__Material for this task__.

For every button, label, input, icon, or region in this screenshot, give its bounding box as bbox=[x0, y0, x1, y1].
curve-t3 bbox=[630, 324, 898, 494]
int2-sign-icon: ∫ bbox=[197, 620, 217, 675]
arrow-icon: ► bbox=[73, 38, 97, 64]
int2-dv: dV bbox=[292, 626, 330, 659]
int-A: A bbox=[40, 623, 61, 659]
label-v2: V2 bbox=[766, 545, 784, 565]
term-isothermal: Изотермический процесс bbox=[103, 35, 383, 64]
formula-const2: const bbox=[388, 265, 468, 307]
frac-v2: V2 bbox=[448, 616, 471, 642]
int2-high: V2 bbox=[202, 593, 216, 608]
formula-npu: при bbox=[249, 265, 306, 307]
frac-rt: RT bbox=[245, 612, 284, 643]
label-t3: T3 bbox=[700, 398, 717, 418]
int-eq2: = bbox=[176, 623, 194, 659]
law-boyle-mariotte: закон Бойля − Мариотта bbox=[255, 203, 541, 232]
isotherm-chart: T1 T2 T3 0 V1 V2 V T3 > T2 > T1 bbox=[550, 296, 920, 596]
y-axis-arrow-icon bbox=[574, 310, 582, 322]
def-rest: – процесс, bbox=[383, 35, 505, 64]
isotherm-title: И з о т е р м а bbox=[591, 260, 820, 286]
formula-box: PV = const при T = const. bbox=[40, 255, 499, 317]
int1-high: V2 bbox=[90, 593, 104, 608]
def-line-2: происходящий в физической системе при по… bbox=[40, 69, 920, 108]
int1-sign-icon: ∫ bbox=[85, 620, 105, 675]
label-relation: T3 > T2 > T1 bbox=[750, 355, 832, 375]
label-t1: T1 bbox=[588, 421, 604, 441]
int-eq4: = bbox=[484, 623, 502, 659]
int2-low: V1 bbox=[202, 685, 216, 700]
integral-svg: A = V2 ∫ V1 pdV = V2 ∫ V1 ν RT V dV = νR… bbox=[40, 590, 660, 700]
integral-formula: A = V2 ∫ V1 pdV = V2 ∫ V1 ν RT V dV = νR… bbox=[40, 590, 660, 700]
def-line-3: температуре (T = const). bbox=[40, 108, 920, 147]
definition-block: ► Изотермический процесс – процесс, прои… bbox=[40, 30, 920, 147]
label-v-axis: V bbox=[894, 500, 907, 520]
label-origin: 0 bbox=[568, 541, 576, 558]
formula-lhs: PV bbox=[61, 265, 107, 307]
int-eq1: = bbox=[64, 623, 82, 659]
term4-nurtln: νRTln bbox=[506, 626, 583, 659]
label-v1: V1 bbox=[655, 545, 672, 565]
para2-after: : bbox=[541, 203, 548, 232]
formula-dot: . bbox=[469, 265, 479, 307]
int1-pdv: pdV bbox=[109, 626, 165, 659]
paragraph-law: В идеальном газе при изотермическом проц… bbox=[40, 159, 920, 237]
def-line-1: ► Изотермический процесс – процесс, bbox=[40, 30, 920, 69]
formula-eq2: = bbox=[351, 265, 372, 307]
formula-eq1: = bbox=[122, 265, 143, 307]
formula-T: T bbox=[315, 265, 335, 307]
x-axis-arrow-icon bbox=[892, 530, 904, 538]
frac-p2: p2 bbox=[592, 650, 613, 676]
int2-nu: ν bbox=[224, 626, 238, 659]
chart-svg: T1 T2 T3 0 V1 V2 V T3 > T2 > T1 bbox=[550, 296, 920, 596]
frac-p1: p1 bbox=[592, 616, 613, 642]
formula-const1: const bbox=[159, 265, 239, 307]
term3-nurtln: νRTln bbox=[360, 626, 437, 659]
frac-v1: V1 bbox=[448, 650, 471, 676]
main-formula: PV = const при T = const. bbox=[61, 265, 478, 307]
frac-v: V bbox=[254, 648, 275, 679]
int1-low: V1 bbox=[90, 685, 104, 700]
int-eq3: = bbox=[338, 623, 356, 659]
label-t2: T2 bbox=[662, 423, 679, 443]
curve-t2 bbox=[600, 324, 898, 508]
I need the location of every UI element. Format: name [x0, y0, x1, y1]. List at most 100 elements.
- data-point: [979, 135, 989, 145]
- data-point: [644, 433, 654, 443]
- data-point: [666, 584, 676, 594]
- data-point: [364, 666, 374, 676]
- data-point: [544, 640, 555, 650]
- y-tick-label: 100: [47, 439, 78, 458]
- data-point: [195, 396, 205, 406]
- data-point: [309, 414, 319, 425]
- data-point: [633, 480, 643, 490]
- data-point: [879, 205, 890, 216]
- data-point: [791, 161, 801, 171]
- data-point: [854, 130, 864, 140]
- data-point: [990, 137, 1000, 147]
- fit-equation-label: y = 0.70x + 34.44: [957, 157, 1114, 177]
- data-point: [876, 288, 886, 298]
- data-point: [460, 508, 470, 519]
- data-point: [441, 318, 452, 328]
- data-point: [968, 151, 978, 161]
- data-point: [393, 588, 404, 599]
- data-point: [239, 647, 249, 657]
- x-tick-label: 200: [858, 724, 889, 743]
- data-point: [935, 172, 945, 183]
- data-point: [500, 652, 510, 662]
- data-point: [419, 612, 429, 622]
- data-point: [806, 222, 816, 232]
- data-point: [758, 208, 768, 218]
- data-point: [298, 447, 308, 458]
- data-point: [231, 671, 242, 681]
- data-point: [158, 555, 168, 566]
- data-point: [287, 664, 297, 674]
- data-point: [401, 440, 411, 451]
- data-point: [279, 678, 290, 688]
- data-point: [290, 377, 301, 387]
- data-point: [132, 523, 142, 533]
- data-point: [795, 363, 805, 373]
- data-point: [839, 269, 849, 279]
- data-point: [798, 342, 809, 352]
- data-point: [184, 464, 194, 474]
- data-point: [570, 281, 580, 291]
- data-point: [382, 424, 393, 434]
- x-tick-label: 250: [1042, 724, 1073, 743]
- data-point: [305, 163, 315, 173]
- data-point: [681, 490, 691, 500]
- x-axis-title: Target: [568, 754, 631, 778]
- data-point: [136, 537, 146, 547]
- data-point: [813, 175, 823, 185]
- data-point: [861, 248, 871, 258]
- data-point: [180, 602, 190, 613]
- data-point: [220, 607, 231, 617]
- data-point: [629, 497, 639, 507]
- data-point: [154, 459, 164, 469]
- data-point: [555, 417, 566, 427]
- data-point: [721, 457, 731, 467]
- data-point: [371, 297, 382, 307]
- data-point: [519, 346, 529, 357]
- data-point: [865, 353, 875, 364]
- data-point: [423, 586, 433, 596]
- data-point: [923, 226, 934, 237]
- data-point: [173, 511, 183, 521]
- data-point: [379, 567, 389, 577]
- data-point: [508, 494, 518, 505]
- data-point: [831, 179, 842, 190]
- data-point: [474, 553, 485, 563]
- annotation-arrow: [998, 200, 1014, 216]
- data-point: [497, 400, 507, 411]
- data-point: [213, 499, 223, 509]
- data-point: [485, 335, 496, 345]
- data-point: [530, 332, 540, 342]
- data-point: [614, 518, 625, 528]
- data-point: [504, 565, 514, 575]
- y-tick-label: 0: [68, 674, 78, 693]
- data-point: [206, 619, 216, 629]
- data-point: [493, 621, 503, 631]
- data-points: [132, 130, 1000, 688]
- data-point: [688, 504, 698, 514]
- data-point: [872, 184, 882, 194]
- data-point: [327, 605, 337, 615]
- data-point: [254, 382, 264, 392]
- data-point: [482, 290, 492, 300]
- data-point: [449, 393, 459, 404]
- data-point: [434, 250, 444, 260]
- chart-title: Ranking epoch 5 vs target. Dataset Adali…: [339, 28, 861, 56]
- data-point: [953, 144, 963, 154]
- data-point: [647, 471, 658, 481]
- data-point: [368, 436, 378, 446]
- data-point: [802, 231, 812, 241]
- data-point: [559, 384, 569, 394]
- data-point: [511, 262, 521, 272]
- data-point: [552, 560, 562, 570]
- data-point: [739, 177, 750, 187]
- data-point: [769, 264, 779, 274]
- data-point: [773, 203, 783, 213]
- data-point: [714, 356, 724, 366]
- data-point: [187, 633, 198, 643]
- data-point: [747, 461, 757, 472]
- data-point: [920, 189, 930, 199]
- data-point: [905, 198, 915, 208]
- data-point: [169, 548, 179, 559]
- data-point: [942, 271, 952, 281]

__Set exercise__. Starting with the first line of the listing and ending with the line that contains "label-v-axis: V bbox=[894, 500, 907, 520]", give these lines as a Markdown table with the columns Row and Line, leaving out blank lines.

__The answer__.
| Row | Line |
|---|---|
| 1 | For every button, label, input, icon, or region in this screenshot, give its bounding box as bbox=[x0, y0, x1, y1]. |
| 2 | curve-t3 bbox=[630, 324, 898, 494] |
| 3 | int2-sign-icon: ∫ bbox=[197, 620, 217, 675] |
| 4 | arrow-icon: ► bbox=[73, 38, 97, 64] |
| 5 | int2-dv: dV bbox=[292, 626, 330, 659] |
| 6 | int-A: A bbox=[40, 623, 61, 659] |
| 7 | label-v2: V2 bbox=[766, 545, 784, 565] |
| 8 | term-isothermal: Изотермический процесс bbox=[103, 35, 383, 64] |
| 9 | formula-const2: const bbox=[388, 265, 468, 307] |
| 10 | frac-v2: V2 bbox=[448, 616, 471, 642] |
| 11 | int2-high: V2 bbox=[202, 593, 216, 608] |
| 12 | formula-npu: при bbox=[249, 265, 306, 307] |
| 13 | frac-rt: RT bbox=[245, 612, 284, 643] |
| 14 | label-t3: T3 bbox=[700, 398, 717, 418] |
| 15 | int-eq2: = bbox=[176, 623, 194, 659] |
| 16 | law-boyle-mariotte: закон Бойля − Мариотта bbox=[255, 203, 541, 232] |
| 17 | isotherm-chart: T1 T2 T3 0 V1 V2 V T3 > T2 > T1 bbox=[550, 296, 920, 596] |
| 18 | y-axis-arrow-icon bbox=[574, 310, 582, 322] |
| 19 | def-rest: – процесс, bbox=[383, 35, 505, 64] |
| 20 | isotherm-title: И з о т е р м а bbox=[591, 260, 820, 286] |
| 21 | formula-box: PV = const при T = const. bbox=[40, 255, 499, 317] |
| 22 | int1-high: V2 bbox=[90, 593, 104, 608] |
| 23 | def-line-2: происходящий в физической системе при по… bbox=[40, 69, 920, 108] |
| 24 | int1-sign-icon: ∫ bbox=[85, 620, 105, 675] |
| 25 | label-relation: T3 > T2 > T1 bbox=[750, 355, 832, 375] |
| 26 | label-t1: T1 bbox=[588, 421, 604, 441] |
| 27 | int-eq4: = bbox=[484, 623, 502, 659] |
| 28 | int2-low: V1 bbox=[202, 685, 216, 700] |
| 29 | integral-svg: A = V2 ∫ V1 pdV = V2 ∫ V1 ν RT V dV = νR… bbox=[40, 590, 660, 700] |
| 30 | integral-formula: A = V2 ∫ V1 pdV = V2 ∫ V1 ν RT V dV = νR… bbox=[40, 590, 660, 700] |
| 31 | def-line-3: температуре (T = const). bbox=[40, 108, 920, 147] |
| 32 | definition-block: ► Изотермический процесс – процесс, прои… bbox=[40, 30, 920, 147] |
| 33 | label-v-axis: V bbox=[894, 500, 907, 520] |